--- Aim of the exercise ---
Give every line of the material below as a numbered list, skipping blank lines and leaving out the pictures.

>>>>

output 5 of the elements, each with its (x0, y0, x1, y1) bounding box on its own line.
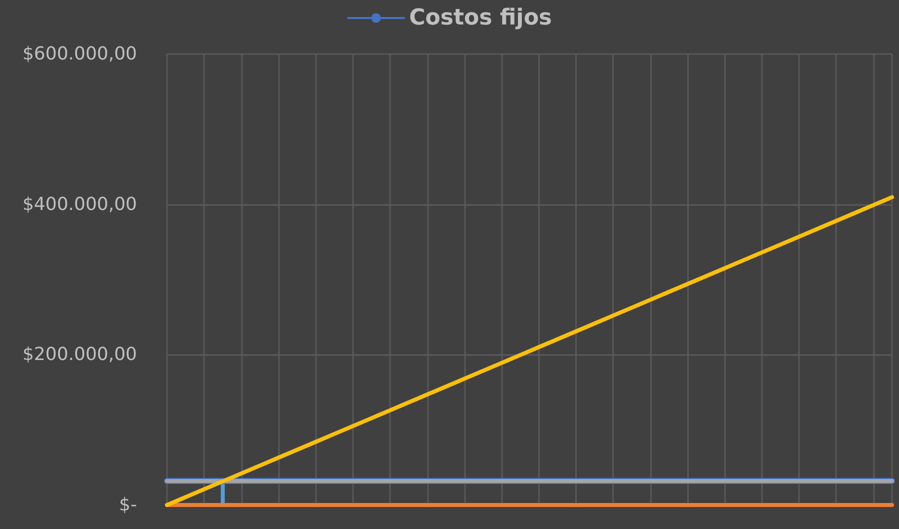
y-tick-label: $400.000,00 (22, 194, 137, 215)
y-tick-label: $- (119, 494, 137, 516)
y-tick-label: $200.000,00 (22, 344, 137, 366)
y-tick-label: $600.000,00 (22, 44, 137, 64)
legend-label: Costos fijos (409, 6, 552, 30)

<<<<

--- Task output ---
1. output 5 of the elements, each with its (x0, y0, x1, y1) bounding box on its own line.
2. y-tick-label: $400.000,00 (22, 194, 137, 215)
3. y-tick-label: $- (119, 494, 137, 516)
4. y-tick-label: $200.000,00 (22, 344, 137, 366)
5. y-tick-label: $600.000,00 (22, 44, 137, 64)
6. legend-label: Costos fijos (409, 6, 552, 30)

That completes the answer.